##### TRECHO EXIBIDO #####
MULATOS E PARDOS: AS FACES DO RACISMO NO BRASIL
Trazendo à baila Casa Grande & Senzala, livro de 1933, escrito pelo genial e original antropólogo pernambucano, Gilberto Freyre, compreendemos um padrão cultural. Este padrão é o da relação entre as classes sociais dominantes e raças subalternas africano-indígenas no Brasil. Trata-se do odioso "saber o meu lugar", diante do mundo dos brancos. Brancos estes que fazem parte das oligarquias que mandam na sociedade brasileira.
Gilberto Freyre foi acusado pelos sociólogos uspianos por estudar somente o escravo doméstico. Dessa maneira, segundo os sociólogos paulistas da USP, Freyre queria construir seu conceito de democracia racial - esquecendo-se do escravo da senzala, humilhado e açoitado.
#####
> _ORIENTAÇÃO_
No trecho exibido, copie palavra por palavra a parte que vai de "MULATOS E PARDOS: AS" até "na sociedade brasileira.".
##### INFORMAÇÕES DADAS #####
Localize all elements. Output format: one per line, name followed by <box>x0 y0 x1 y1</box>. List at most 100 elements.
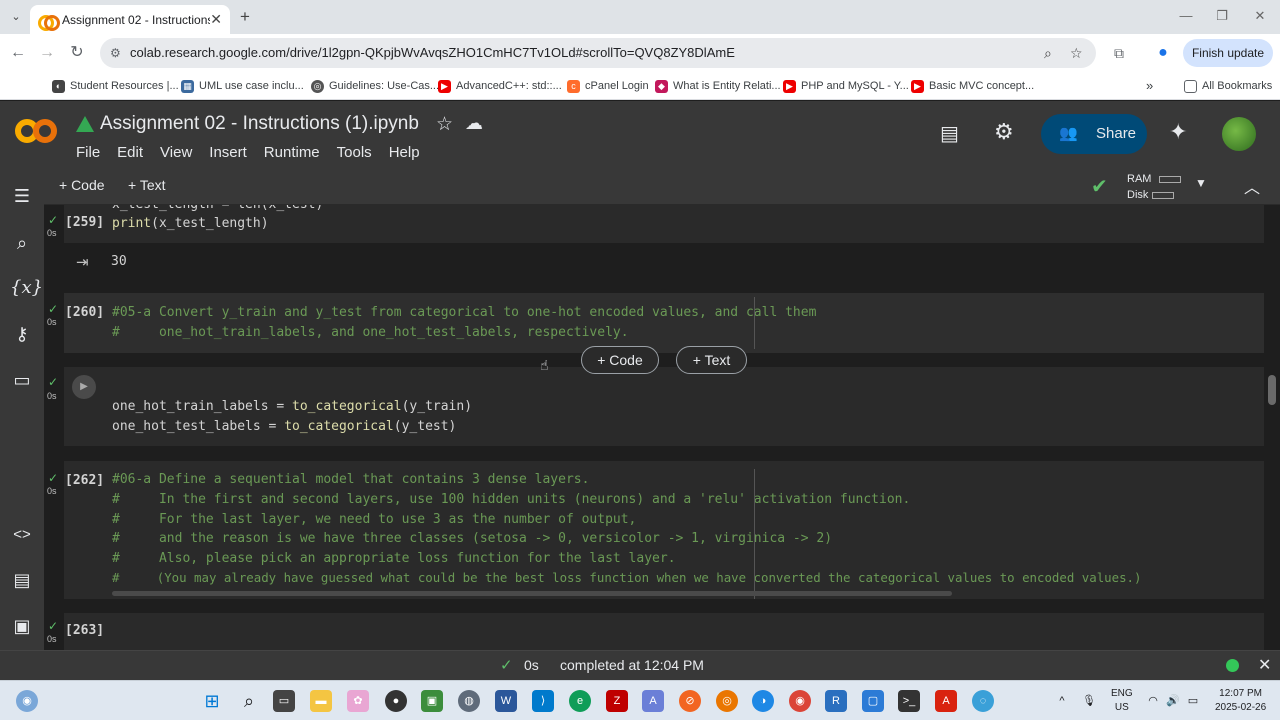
mouse-cursor: ☝ <box>540 357 549 373</box>
bookmark-item[interactable]: c cPanel Login <box>567 77 649 95</box>
minimize-icon[interactable]: — <box>1176 6 1196 26</box>
menu-insert[interactable]: Insert <box>209 144 247 161</box>
vertical-scrollbar[interactable] <box>1268 375 1276 405</box>
volume-icon[interactable]: 🔊 <box>1162 690 1184 712</box>
code-cell[interactable]: x_test_length = len(x_test) [259] print(… <box>64 205 1264 243</box>
resource-monitor[interactable]: RAM Disk <box>1127 171 1182 203</box>
filezilla-icon[interactable]: Z <box>606 690 628 712</box>
close-window-icon[interactable]: ✕ <box>1250 6 1270 26</box>
gemini-sparkle-icon[interactable]: ✦ <box>1169 119 1187 145</box>
find-replace-icon[interactable]: ⌕ <box>10 231 34 255</box>
bookmark-star-icon[interactable]: ☆ <box>1070 38 1083 68</box>
battery-icon[interactable]: ▭ <box>1182 690 1204 712</box>
command-palette-icon[interactable]: ▤ <box>10 568 34 592</box>
add-text-button[interactable]: + Text <box>128 177 166 193</box>
bookmark-item[interactable]: ▶ Basic MVC concept... <box>911 77 1034 95</box>
menu-tools[interactable]: Tools <box>337 144 372 161</box>
secrets-key-icon[interactable]: ⚷ <box>10 322 34 346</box>
system-clock[interactable]: 12:07 PM 2025-02-26 <box>1215 687 1266 715</box>
variables-icon[interactable]: {x} <box>10 276 43 300</box>
address-bar[interactable]: ⚙ colab.research.google.com/drive/1l2gpn… <box>100 38 1096 68</box>
profile-icon[interactable]: ● <box>1152 42 1174 64</box>
zoom-icon[interactable]: ⌕ <box>1044 38 1052 68</box>
avatar[interactable] <box>1222 117 1256 151</box>
notebook-cells[interactable]: x_test_length = len(x_test) [259] print(… <box>44 205 1280 650</box>
code-cell[interactable]: ▶ one_hot_train_labels = to_categorical(… <box>64 367 1264 446</box>
word-icon[interactable]: W <box>495 690 517 712</box>
bookmark-item[interactable]: ▶ PHP and MySQL - Y... <box>783 77 909 95</box>
terminal-app-icon[interactable]: >_ <box>898 690 920 712</box>
bookmarks-overflow-icon[interactable]: » <box>1146 77 1153 95</box>
reload-icon[interactable]: ↻ <box>66 42 88 64</box>
back-icon[interactable]: ← <box>7 42 29 64</box>
collapse-header-icon[interactable]: ︿ <box>1244 174 1260 198</box>
close-tab-icon[interactable]: ✕ <box>210 11 222 28</box>
app-icon[interactable]: A <box>642 690 664 712</box>
colab-logo-icon[interactable] <box>15 116 59 146</box>
microphone-icon[interactable]: 🎙 <box>1078 690 1100 712</box>
run-cell-button[interactable]: ▶ <box>72 375 96 399</box>
site-info-icon[interactable]: ⚙ <box>110 38 121 68</box>
settings-gear-icon[interactable]: ⚙ <box>994 119 1014 145</box>
tray-overflow-icon[interactable]: ^ <box>1051 690 1073 712</box>
file-explorer-icon[interactable]: ▬ <box>310 690 332 712</box>
files-folder-icon[interactable]: ▭ <box>10 368 34 392</box>
menu-runtime[interactable]: Runtime <box>264 144 320 161</box>
app-icon[interactable]: ▣ <box>421 690 443 712</box>
vscode-icon[interactable]: ⟩ <box>532 690 554 712</box>
restore-icon[interactable]: ❐ <box>1212 6 1232 26</box>
forward-icon[interactable]: → <box>36 42 58 64</box>
close-status-icon[interactable]: ✕ <box>1258 655 1271 675</box>
bookmark-item[interactable]: ▦ UML use case inclu... <box>181 77 304 95</box>
cloud-saved-icon[interactable]: ☁ <box>465 113 483 134</box>
edge-icon[interactable]: e <box>569 690 591 712</box>
output-toggle-icon[interactable]: ⇥ <box>76 253 89 271</box>
widgets-icon[interactable]: ◉ <box>16 690 38 712</box>
bookmark-item[interactable]: ▶ AdvancedC++: std::... <box>438 77 562 95</box>
app-icon[interactable]: ◌ <box>972 690 994 712</box>
chrome-icon[interactable]: ◉ <box>789 690 811 712</box>
new-tab-button[interactable]: + <box>236 7 254 27</box>
tab-search-icon[interactable]: ⌄ <box>8 9 24 25</box>
terminal-icon[interactable]: ▣ <box>10 614 34 638</box>
code-snippets-icon[interactable]: <> <box>10 523 34 547</box>
app-icon[interactable]: ◎ <box>716 690 738 712</box>
table-of-contents-icon[interactable]: ☰ <box>10 184 34 208</box>
code-cell[interactable]: [263] <box>64 613 1264 650</box>
runtime-dropdown-icon[interactable]: ▼ <box>1195 176 1207 190</box>
app-icon[interactable]: ● <box>385 690 407 712</box>
code-cell[interactable]: [262] #06-a Define a sequential model th… <box>64 461 1264 599</box>
comments-icon[interactable]: ▤ <box>940 121 959 146</box>
browser-tab-active[interactable]: Assignment 02 - Instructions (1) ✕ <box>30 5 230 34</box>
finish-update-button[interactable]: Finish update <box>1183 39 1273 67</box>
app-icon[interactable]: ◍ <box>458 690 480 712</box>
insert-text-cell-button[interactable]: + Text <box>676 346 747 374</box>
acrobat-icon[interactable]: A <box>935 690 957 712</box>
star-icon[interactable]: ☆ <box>436 113 453 136</box>
menu-help[interactable]: Help <box>389 144 420 161</box>
add-code-button[interactable]: + Code <box>59 177 105 193</box>
insert-code-cell-button[interactable]: + Code <box>581 346 659 374</box>
extensions-icon[interactable]: ⧉ <box>1108 42 1130 64</box>
share-button[interactable]: 👥 Share <box>1041 114 1147 154</box>
horizontal-scrollbar[interactable] <box>112 591 952 596</box>
app-icon[interactable]: ◑ <box>752 690 774 712</box>
windows-start-icon[interactable]: ⊞ <box>201 690 223 712</box>
app-icon[interactable]: R <box>825 690 847 712</box>
menu-file[interactable]: File <box>76 144 100 161</box>
bookmark-item[interactable]: ◐ Student Resources |... <box>52 77 179 95</box>
language-indicator[interactable]: ENG US <box>1111 687 1133 715</box>
menu-view[interactable]: View <box>160 144 192 161</box>
task-view-icon[interactable]: ▭ <box>273 690 295 712</box>
app-icon[interactable]: ▢ <box>862 690 884 712</box>
app-icon[interactable]: ✿ <box>347 690 369 712</box>
menu-edit[interactable]: Edit <box>117 144 143 161</box>
bookmark-item[interactable]: ◎ Guidelines: Use-Cas... <box>311 77 439 95</box>
search-icon[interactable]: ⌕ <box>238 690 260 712</box>
wifi-icon[interactable]: ◠ <box>1142 690 1164 712</box>
code-cell[interactable]: [260] #05-a Convert y_train and y_test f… <box>64 293 1264 353</box>
app-icon[interactable]: ⊘ <box>679 690 701 712</box>
bookmark-item[interactable]: ◆ What is Entity Relati... <box>655 77 781 95</box>
all-bookmarks[interactable]: All Bookmarks <box>1184 77 1272 95</box>
notebook-title[interactable]: Assignment 02 - Instructions (1).ipynb <box>100 113 419 135</box>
#####
> _RESPOSTA CERTA_
MULATOS E PARDOS: AS FACES DO RACISMO NO BRASIL
Trazendo à baila Casa Grande & Senzala, livro de 1933, escrito pelo genial e original antropólogo pernambucano, Gilberto Freyre, compreendemos um padrão cultural. Este padrão é o da relação entre as classes sociais dominantes e raças subalternas africano-indígenas no Brasil. Trata-se do odioso "saber o meu lugar", diante do mundo dos brancos. Brancos estes que fazem parte das oligarquias que mandam na sociedade brasileira.